- The task
Each line below should be retyped exactly, with no pictures.

Stored entries:
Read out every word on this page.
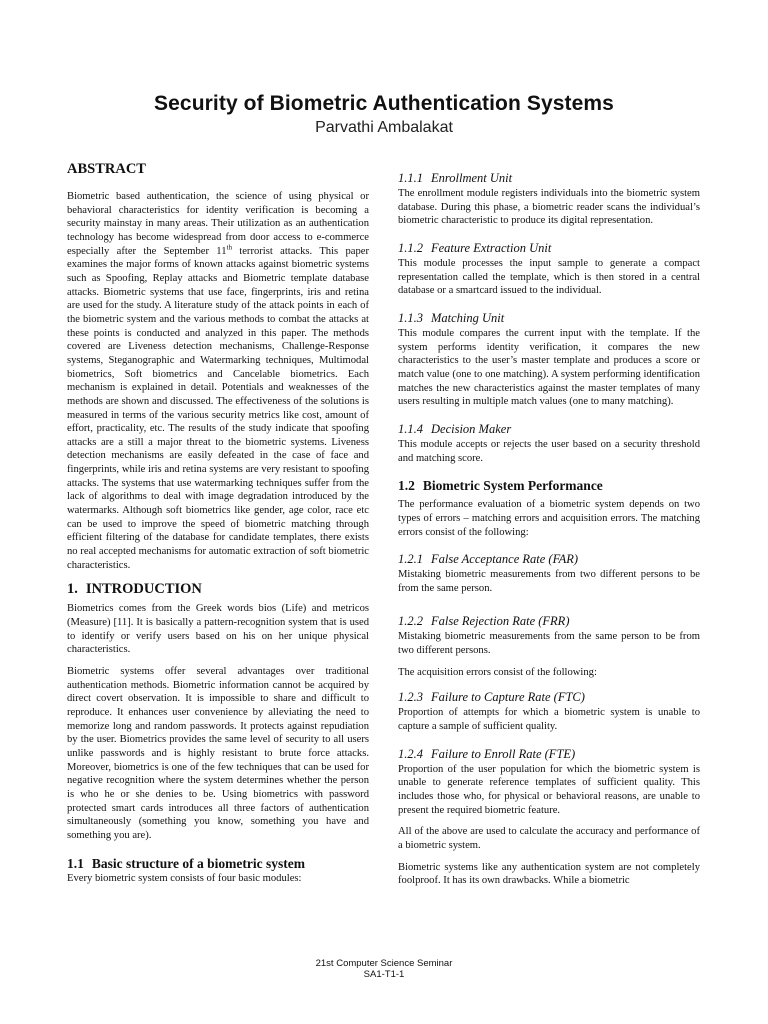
Security of Biometric Authentication Systems
Parvathi Ambalakat
ABSTRACT

Biometric based authentication, the science of using physical or behavioral characteristics for identity verification is becoming a security mainstay in many areas. Their utilization as an authentication technology has become widespread from door access to e-commerce especially after the September 11th terrorist attacks. This paper examines the major forms of known attacks against biometric systems such as Spoofing, Replay attacks and Biometric template database attacks. Biometric systems that use face, fingerprints, iris and retina are used for the study. A literature study of the attack points in each of the biometric system and the various methods to combat the attacks at these points is conducted and analyzed in this paper. The methods covered are Liveness detection mechanisms, Challenge-Response systems, Steganographic and Watermarking techniques, Multimodal biometrics, Soft biometrics and Cancelable biometrics. Each mechanism is explained in detail. Potentials and weaknesses of the methods are shown and discussed. The effectiveness of the solutions is measured in terms of the various security metrics like cost, amount of effort, practicality, etc. The results of the study indicate that spoofing attacks are a still a major threat to the biometric systems. Liveness detection mechanisms are easily defeated in the case of face and fingerprints, while iris and retina systems are very resistant to spoofing attacks. The systems that use watermarking techniques suffer from the lack of algorithms to deal with image degradation introduced by the watermarks. Although soft biometrics like gender, age color, race etc can be used to improve the speed of biometric matching through efficient filtering of the database for candidate templates, there exists no real accepted mechanisms for automatic extraction of soft biometric characteristics.

1. INTRODUCTION

Biometrics comes from the Greek words bios (Life) and metricos (Measure) [11]. It is basically a pattern-recognition system that is used to identify or verify users based on his on her unique physical characteristics.

Biometric systems offer several advantages over traditional authentication methods. Biometric information cannot be acquired by direct covert observation. It is impossible to share and difficult to reproduce. It enhances user convenience by alleviating the need to memorize long and random passwords. It protects against repudiation by the user. Biometrics provides the same level of security to all users unlike passwords and is highly resistant to brute force attacks. Moreover, biometrics is one of the few techniques that can be used for negative recognition where the system determines whether the person is who he or she denies to be. Using biometrics with password protected smart cards introduces all three factors of authentication simultaneously (something you know, something you have and something you are).

1.1 Basic structure of a biometric system

Every biometric system consists of four basic modules:

1.1.1 Enrollment Unit

The enrollment module registers individuals into the biometric system database. During this phase, a biometric reader scans the individual’s biometric characteristic to produce its digital representation.

1.1.2 Feature Extraction Unit

This module processes the input sample to generate a compact representation called the template, which is then stored in a central database or a smartcard issued to the individual.

1.1.3 Matching Unit

This module compares the current input with the template. If the system performs identity verification, it compares the new characteristics to the user’s master template and produces a score or match value (one to one matching). A system performing identification matches the new characteristics against the master templates of many users resulting in multiple match values (one to many matching).

1.1.4 Decision Maker

This module accepts or rejects the user based on a security threshold and matching score.

1.2 Biometric System Performance

The performance evaluation of a biometric system depends on two types of errors – matching errors and acquisition errors. The matching errors consist of the following:

1.2.1 False Acceptance Rate (FAR)

Mistaking biometric measurements from two different persons to be from the same person.

1.2.2 False Rejection Rate (FRR)

Mistaking biometric measurements from the same person to be from two different persons.

The acquisition errors consist of the following:

1.2.3 Failure to Capture Rate (FTC)

Proportion of attempts for which a biometric system is unable to capture a sample of sufficient quality.

1.2.4 Failure to Enroll Rate (FTE)

Proportion of the user population for which the biometric system is unable to generate reference templates of sufficient quality. This includes those who, for physical or behavioral reasons, are unable to present the required biometric feature.

All of the above are used to calculate the accuracy and performance of a biometric system.

Biometric systems like any authentication system are not completely foolproof. It has its own drawbacks. While a biometric

21st Computer Science Seminar
SA1-T1-1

- Worked answer
Read out every word on this page.
Security of Biometric Authentication Systems
Parvathi Ambalakat
ABSTRACT

Biometric based authentication, the science of using physical or behavioral characteristics for identity verification is becoming a security mainstay in many areas. Their utilization as an authentication technology has become widespread from door access to e-commerce especially after the September 11th terrorist attacks. This paper examines the major forms of known attacks against biometric systems such as Spoofing, Replay attacks and Biometric template database attacks. Biometric systems that use face, fingerprints, iris and retina are used for the study. A literature study of the attack points in each of the biometric system and the various methods to combat the attacks at these points is conducted and analyzed in this paper. The methods covered are Liveness detection mechanisms, Challenge-Response systems, Steganographic and Watermarking techniques, Multimodal biometrics, Soft biometrics and Cancelable biometrics. Each mechanism is explained in detail. Potentials and weaknesses of the methods are shown and discussed. The effectiveness of the solutions is measured in terms of the various security metrics like cost, amount of effort, practicality, etc. The results of the study indicate that spoofing attacks are a still a major threat to the biometric systems. Liveness detection mechanisms are easily defeated in the case of face and fingerprints, while iris and retina systems are very resistant to spoofing attacks. The systems that use watermarking techniques suffer from the lack of algorithms to deal with image degradation introduced by the watermarks. Although soft biometrics like gender, age color, race etc can be used to improve the speed of biometric matching through efficient filtering of the database for candidate templates, there exists no real accepted mechanisms for automatic extraction of soft biometric characteristics.

1. INTRODUCTION

Biometrics comes from the Greek words bios (Life) and metricos (Measure) [11]. It is basically a pattern-recognition system that is used to identify or verify users based on his on her unique physical characteristics.

Biometric systems offer several advantages over traditional authentication methods. Biometric information cannot be acquired by direct covert observation. It is impossible to share and difficult to reproduce. It enhances user convenience by alleviating the need to memorize long and random passwords. It protects against repudiation by the user. Biometrics provides the same level of security to all users unlike passwords and is highly resistant to brute force attacks. Moreover, biometrics is one of the few techniques that can be used for negative recognition where the system determines whether the person is who he or she denies to be. Using biometrics with password protected smart cards introduces all three factors of authentication simultaneously (something you know, something you have and something you are).

1.1 Basic structure of a biometric system

Every biometric system consists of four basic modules:

1.1.1 Enrollment Unit

The enrollment module registers individuals into the biometric system database. During this phase, a biometric reader scans the individual’s biometric characteristic to produce its digital representation.

1.1.2 Feature Extraction Unit

This module processes the input sample to generate a compact representation called the template, which is then stored in a central database or a smartcard issued to the individual.

1.1.3 Matching Unit

This module compares the current input with the template. If the system performs identity verification, it compares the new characteristics to the user’s master template and produces a score or match value (one to one matching). A system performing identification matches the new characteristics against the master templates of many users resulting in multiple match values (one to many matching).

1.1.4 Decision Maker

This module accepts or rejects the user based on a security threshold and matching score.

1.2 Biometric System Performance

The performance evaluation of a biometric system depends on two types of errors – matching errors and acquisition errors. The matching errors consist of the following:

1.2.1 False Acceptance Rate (FAR)

Mistaking biometric measurements from two different persons to be from the same person.

1.2.2 False Rejection Rate (FRR)

Mistaking biometric measurements from the same person to be from two different persons.

The acquisition errors consist of the following:

1.2.3 Failure to Capture Rate (FTC)

Proportion of attempts for which a biometric system is unable to capture a sample of sufficient quality.

1.2.4 Failure to Enroll Rate (FTE)

Proportion of the user population for which the biometric system is unable to generate reference templates of sufficient quality. This includes those who, for physical or behavioral reasons, are unable to present the required biometric feature.

All of the above are used to calculate the accuracy and performance of a biometric system.

Biometric systems like any authentication system are not completely foolproof. It has its own drawbacks. While a biometric

21st Computer Science Seminar
SA1-T1-1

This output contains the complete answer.